start

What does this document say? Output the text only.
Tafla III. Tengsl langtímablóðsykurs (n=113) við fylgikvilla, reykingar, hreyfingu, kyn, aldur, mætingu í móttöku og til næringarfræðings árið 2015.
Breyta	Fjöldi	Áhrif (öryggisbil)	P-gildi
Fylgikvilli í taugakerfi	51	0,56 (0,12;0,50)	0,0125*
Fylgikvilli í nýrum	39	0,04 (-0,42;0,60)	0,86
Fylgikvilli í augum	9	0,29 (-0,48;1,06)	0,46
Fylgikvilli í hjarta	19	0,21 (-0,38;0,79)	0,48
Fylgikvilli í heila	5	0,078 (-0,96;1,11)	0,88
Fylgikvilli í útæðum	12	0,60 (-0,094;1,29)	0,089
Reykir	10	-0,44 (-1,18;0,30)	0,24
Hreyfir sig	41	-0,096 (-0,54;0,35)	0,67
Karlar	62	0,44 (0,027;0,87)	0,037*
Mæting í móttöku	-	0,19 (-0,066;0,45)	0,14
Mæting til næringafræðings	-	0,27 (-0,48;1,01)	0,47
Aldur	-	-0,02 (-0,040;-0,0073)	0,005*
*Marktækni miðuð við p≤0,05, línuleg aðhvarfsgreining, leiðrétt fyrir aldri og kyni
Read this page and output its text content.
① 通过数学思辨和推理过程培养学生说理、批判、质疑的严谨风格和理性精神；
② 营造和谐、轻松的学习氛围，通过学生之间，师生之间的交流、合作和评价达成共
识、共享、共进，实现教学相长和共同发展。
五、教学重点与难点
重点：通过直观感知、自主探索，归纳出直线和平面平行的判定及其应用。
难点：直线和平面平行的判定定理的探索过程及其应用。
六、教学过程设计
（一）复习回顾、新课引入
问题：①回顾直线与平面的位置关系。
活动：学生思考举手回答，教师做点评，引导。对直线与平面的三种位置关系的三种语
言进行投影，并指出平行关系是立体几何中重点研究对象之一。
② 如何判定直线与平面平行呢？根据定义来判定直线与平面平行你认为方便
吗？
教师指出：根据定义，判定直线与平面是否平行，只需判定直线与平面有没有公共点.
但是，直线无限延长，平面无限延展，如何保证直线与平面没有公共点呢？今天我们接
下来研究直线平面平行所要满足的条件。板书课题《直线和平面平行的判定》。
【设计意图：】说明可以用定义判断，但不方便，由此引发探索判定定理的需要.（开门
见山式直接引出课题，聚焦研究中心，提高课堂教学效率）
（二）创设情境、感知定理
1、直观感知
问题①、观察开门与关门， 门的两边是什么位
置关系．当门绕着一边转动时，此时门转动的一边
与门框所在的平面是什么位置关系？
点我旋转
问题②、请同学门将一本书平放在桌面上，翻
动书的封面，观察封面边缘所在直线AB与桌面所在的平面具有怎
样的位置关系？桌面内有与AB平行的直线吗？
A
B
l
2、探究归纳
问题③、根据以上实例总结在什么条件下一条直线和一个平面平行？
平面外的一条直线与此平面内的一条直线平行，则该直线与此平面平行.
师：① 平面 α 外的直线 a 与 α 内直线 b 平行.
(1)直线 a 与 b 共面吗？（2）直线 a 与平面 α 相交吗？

end

Work to be completed: Pull out all lines containing the word "text" from the entries above.

Output below:
What does this document say? Output the text only.
Read this page and output its text content.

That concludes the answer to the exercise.